TASK GOAL →
Pick out the lines below that contain the string "title" and copy them all.

EXCERPTED RECORDS →
· · · · ·
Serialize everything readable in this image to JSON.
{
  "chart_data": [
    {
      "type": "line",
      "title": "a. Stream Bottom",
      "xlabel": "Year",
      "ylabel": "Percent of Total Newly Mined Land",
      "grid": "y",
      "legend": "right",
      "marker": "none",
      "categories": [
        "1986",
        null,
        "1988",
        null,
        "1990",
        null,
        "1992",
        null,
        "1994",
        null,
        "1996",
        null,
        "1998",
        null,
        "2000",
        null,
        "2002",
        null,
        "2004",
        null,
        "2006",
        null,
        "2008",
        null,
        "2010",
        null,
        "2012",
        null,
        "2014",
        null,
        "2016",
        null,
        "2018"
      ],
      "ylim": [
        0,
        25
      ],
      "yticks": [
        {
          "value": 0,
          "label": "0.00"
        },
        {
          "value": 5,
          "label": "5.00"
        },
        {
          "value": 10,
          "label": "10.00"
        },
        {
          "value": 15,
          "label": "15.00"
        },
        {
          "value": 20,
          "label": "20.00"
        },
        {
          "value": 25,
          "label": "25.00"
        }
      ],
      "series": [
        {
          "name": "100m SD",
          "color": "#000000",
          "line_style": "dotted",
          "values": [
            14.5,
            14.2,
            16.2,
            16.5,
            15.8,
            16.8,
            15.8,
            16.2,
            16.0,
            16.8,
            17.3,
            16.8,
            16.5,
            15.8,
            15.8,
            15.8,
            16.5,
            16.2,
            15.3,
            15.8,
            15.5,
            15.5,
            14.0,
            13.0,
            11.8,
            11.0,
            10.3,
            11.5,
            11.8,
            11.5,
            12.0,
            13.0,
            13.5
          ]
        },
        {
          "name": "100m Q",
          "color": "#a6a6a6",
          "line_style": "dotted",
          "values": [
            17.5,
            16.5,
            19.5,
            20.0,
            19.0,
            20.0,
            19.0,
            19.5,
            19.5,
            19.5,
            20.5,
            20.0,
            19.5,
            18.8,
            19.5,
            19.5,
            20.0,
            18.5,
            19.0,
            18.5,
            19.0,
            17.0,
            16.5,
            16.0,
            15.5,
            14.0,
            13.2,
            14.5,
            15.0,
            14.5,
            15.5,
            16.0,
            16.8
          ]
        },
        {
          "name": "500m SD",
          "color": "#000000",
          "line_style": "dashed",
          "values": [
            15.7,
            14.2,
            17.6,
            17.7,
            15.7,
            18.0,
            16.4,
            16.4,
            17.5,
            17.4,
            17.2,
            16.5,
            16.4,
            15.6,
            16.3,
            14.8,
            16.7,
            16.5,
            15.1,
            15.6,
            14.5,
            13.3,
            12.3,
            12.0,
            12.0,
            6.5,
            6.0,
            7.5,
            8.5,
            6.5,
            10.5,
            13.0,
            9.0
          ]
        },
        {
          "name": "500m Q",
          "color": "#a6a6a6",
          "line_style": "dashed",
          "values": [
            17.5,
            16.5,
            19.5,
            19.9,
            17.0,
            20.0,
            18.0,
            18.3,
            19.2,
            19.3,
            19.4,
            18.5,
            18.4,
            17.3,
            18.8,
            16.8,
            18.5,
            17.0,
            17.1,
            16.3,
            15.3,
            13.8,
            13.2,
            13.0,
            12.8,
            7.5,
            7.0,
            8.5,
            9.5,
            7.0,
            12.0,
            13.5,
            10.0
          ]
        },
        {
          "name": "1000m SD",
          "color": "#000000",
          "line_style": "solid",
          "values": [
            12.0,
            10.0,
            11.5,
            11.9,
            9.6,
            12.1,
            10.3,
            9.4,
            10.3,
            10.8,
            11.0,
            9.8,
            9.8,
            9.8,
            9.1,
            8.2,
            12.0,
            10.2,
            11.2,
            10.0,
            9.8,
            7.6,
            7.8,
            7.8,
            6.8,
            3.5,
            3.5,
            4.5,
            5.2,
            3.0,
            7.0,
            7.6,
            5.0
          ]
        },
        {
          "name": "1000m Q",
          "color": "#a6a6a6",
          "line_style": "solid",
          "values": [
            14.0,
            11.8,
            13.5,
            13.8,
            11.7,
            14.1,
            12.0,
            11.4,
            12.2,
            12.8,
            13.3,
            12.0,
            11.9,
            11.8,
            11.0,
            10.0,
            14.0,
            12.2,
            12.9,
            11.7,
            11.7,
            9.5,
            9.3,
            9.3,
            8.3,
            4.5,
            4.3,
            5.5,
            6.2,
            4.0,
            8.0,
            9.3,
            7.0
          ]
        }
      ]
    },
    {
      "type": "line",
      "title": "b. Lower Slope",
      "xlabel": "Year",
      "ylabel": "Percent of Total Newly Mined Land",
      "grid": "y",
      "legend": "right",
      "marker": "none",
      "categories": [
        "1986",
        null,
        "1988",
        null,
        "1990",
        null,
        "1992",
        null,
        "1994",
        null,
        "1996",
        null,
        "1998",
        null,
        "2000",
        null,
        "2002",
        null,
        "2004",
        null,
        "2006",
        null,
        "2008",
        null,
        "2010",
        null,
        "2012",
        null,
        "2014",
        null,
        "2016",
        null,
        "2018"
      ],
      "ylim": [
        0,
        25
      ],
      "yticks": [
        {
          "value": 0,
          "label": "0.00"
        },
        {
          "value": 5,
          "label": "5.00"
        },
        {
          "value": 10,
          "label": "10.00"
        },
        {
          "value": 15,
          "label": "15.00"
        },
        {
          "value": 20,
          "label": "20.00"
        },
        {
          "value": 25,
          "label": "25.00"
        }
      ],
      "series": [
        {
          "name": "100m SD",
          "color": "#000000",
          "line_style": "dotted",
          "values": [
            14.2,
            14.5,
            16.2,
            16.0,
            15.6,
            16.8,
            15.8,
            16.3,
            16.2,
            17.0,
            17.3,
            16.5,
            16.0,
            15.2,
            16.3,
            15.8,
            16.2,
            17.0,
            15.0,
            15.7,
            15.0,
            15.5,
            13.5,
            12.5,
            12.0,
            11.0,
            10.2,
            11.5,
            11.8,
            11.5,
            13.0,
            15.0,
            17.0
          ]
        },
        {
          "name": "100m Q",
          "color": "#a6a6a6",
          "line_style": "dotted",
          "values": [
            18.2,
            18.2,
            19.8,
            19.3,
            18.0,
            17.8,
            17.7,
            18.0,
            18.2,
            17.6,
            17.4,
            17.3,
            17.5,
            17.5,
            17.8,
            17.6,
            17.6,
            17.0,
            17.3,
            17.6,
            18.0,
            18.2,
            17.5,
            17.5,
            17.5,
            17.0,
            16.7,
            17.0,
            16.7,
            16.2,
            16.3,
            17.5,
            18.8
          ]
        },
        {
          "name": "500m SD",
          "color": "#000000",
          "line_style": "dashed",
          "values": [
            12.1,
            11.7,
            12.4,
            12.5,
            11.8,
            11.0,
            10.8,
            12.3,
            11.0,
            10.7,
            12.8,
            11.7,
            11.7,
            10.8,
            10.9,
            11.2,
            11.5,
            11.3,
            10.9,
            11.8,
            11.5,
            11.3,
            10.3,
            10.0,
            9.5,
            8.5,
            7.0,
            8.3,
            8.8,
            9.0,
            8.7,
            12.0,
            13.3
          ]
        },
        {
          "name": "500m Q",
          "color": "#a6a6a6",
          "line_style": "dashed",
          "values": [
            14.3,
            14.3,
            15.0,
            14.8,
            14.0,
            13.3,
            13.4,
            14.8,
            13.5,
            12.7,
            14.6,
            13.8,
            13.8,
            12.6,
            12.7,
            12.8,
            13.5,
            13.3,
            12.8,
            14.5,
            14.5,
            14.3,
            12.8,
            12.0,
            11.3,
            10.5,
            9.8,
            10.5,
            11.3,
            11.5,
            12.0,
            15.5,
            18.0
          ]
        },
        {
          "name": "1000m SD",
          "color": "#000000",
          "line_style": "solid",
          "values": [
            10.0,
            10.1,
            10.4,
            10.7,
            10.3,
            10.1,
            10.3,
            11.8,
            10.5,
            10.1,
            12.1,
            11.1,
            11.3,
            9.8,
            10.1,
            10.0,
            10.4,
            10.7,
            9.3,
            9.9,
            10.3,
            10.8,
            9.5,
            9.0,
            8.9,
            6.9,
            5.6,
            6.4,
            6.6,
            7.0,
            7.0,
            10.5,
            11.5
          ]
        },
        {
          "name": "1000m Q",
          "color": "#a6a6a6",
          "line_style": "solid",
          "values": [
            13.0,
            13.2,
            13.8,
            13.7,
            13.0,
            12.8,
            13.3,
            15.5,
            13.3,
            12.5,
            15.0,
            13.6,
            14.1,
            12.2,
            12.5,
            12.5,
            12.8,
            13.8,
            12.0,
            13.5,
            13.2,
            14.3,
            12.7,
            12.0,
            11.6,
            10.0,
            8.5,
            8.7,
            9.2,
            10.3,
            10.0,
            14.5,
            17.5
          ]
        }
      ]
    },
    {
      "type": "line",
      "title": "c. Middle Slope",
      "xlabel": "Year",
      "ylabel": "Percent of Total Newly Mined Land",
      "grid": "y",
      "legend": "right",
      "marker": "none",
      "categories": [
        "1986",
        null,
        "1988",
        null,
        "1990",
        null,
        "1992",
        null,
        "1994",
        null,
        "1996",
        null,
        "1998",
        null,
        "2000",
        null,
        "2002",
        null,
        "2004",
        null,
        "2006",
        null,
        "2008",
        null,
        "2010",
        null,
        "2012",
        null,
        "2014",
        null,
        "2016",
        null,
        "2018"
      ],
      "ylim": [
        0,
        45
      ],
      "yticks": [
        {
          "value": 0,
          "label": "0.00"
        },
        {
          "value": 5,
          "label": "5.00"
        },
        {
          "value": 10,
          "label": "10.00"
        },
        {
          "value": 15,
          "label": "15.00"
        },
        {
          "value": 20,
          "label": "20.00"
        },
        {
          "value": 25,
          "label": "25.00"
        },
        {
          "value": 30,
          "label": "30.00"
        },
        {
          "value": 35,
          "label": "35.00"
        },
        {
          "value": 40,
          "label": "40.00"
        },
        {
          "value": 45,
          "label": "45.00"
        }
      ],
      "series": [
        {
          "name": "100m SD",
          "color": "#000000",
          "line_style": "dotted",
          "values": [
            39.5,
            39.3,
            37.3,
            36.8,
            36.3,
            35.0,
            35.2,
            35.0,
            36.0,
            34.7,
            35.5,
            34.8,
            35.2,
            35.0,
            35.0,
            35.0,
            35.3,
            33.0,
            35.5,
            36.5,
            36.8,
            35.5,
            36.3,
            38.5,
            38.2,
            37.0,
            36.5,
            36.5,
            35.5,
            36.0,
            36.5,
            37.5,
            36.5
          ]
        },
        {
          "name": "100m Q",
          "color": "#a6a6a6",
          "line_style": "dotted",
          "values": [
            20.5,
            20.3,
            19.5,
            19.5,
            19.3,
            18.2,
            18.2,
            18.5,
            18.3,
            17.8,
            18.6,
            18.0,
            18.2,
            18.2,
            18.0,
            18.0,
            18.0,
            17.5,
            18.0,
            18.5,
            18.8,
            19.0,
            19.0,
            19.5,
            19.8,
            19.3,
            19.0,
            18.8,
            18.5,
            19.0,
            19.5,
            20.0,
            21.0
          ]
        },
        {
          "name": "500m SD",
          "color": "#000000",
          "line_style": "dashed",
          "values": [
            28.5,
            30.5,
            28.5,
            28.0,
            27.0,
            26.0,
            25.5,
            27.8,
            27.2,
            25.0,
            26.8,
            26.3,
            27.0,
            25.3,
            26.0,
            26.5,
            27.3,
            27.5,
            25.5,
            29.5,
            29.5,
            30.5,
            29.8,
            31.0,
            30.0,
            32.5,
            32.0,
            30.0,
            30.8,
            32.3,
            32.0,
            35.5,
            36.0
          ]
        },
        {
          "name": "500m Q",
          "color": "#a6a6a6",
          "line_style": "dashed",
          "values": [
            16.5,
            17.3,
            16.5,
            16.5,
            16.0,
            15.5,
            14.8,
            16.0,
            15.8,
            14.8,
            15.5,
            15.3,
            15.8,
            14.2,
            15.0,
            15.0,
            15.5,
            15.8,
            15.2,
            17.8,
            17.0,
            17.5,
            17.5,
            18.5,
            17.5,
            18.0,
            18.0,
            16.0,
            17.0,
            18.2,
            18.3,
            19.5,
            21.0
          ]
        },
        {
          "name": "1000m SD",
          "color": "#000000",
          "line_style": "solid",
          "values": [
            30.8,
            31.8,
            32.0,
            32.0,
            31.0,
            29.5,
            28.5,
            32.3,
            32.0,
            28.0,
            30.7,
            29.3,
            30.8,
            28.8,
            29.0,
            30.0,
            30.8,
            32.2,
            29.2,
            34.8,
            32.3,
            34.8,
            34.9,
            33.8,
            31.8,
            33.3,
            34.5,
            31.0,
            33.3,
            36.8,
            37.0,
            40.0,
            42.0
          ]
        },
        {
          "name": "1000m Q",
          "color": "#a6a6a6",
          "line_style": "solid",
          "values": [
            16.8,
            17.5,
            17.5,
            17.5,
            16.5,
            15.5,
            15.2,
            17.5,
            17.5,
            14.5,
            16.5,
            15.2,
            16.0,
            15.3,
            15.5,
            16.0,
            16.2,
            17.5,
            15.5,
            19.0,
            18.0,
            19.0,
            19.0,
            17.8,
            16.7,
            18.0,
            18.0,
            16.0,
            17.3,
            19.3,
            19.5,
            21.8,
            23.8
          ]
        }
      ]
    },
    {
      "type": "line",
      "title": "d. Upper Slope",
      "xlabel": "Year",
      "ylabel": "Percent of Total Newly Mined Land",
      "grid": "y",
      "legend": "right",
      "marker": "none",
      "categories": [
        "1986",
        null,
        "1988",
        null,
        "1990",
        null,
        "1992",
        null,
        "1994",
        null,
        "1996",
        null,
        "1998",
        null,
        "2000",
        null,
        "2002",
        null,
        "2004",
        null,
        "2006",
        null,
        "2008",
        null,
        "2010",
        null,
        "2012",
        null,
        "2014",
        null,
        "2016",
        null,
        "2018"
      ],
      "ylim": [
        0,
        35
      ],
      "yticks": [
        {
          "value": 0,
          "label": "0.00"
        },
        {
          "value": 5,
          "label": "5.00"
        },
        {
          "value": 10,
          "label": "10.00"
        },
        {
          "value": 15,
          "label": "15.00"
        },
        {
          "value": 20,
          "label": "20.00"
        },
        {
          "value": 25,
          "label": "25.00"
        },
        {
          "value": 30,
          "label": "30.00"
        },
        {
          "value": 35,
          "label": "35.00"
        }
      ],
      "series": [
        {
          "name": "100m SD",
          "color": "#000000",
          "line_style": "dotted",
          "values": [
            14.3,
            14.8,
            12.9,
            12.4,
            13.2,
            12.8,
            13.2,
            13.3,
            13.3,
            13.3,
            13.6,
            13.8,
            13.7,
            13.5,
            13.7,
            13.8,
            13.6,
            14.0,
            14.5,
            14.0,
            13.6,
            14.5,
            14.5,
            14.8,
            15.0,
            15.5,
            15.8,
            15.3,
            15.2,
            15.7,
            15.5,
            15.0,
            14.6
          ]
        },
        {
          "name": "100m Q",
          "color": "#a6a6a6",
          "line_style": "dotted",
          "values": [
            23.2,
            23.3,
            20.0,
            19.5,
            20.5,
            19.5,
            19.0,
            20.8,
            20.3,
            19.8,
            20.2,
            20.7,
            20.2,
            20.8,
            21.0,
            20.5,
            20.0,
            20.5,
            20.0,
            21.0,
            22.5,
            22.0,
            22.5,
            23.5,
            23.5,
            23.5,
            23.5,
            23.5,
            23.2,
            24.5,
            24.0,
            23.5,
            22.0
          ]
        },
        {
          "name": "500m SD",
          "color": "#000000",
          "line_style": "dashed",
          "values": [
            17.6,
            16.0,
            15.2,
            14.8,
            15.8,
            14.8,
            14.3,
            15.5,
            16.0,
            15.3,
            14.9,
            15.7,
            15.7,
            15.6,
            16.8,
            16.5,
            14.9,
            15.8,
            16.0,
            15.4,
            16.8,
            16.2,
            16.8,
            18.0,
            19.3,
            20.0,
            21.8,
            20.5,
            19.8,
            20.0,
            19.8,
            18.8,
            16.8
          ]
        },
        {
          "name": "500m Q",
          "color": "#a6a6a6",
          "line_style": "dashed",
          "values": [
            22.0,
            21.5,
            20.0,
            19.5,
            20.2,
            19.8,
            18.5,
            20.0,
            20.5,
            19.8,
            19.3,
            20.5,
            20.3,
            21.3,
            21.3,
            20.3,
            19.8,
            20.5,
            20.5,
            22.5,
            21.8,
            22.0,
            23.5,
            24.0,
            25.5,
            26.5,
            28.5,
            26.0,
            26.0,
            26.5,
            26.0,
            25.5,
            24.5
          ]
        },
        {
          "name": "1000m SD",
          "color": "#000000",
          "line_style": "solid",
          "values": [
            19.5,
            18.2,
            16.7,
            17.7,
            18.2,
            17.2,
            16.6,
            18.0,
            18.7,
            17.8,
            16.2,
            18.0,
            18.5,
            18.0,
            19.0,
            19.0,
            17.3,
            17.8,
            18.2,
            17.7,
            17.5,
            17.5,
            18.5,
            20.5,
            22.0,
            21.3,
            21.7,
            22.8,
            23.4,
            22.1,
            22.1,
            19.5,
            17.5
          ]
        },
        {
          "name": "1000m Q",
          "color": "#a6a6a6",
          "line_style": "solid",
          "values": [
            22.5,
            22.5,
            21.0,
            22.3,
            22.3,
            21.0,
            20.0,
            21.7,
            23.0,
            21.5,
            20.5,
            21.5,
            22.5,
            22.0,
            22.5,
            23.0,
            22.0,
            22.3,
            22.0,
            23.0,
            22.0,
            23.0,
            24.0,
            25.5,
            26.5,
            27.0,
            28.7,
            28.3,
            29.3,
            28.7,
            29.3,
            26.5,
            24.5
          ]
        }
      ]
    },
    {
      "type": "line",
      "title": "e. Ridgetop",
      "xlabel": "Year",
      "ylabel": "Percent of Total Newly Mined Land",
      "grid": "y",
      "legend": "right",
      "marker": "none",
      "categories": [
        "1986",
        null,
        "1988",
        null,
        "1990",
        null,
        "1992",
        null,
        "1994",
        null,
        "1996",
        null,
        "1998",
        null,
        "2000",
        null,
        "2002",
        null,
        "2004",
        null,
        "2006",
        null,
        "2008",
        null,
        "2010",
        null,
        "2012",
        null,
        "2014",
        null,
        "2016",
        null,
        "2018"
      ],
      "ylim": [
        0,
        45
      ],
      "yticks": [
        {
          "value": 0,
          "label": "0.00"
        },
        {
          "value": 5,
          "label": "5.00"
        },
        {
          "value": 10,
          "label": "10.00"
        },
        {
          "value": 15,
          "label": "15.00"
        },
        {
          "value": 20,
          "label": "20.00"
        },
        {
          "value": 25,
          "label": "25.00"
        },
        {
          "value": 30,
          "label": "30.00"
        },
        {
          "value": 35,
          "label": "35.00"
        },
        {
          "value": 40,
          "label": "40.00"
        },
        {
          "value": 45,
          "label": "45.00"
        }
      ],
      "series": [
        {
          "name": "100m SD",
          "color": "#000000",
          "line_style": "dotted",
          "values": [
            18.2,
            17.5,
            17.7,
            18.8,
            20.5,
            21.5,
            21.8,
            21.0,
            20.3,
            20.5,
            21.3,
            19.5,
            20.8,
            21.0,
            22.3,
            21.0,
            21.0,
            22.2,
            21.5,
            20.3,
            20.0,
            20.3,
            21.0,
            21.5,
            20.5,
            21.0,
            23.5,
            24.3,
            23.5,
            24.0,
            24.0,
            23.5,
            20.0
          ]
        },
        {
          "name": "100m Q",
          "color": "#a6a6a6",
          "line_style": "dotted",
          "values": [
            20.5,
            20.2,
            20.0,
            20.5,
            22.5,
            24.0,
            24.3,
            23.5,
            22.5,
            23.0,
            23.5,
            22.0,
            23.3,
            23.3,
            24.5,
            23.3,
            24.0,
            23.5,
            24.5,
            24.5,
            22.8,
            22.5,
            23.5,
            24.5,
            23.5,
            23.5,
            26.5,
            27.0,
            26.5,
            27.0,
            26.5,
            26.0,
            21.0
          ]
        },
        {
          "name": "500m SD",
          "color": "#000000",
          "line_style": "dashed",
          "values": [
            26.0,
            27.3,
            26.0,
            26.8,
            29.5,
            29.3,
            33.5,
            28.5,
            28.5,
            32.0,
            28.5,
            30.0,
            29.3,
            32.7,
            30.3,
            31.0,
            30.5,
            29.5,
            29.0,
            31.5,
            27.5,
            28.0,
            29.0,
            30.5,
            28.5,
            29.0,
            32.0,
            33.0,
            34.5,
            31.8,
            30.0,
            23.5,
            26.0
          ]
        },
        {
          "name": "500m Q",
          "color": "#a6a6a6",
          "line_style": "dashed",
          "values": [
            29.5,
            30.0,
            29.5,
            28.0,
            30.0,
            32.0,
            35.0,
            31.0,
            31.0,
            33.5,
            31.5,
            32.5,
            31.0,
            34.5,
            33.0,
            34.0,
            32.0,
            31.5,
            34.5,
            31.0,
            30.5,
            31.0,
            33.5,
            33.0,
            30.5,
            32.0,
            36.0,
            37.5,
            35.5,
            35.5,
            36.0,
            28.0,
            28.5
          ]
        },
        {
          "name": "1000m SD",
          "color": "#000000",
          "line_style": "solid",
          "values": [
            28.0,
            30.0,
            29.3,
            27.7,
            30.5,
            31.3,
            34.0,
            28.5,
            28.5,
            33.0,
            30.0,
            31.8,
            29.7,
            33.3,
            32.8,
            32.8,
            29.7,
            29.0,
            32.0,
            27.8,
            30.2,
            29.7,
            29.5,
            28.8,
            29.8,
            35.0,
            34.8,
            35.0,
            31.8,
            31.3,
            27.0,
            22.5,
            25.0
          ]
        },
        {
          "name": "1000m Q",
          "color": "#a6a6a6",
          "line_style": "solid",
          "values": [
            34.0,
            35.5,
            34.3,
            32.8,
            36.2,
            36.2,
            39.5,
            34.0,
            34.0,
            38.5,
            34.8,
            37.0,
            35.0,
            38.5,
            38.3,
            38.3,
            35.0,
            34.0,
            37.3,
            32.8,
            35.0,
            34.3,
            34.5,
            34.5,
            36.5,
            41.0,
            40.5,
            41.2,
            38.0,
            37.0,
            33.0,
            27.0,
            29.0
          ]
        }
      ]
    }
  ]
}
· · · · ·
THE COMPLETED TASK →
      "title": "a. Stream Bottom",
      "title": "b. Lower Slope",
      "title": "c. Middle Slope",
      "title": "d. Upper Slope",
      "title": "e. Ridgetop",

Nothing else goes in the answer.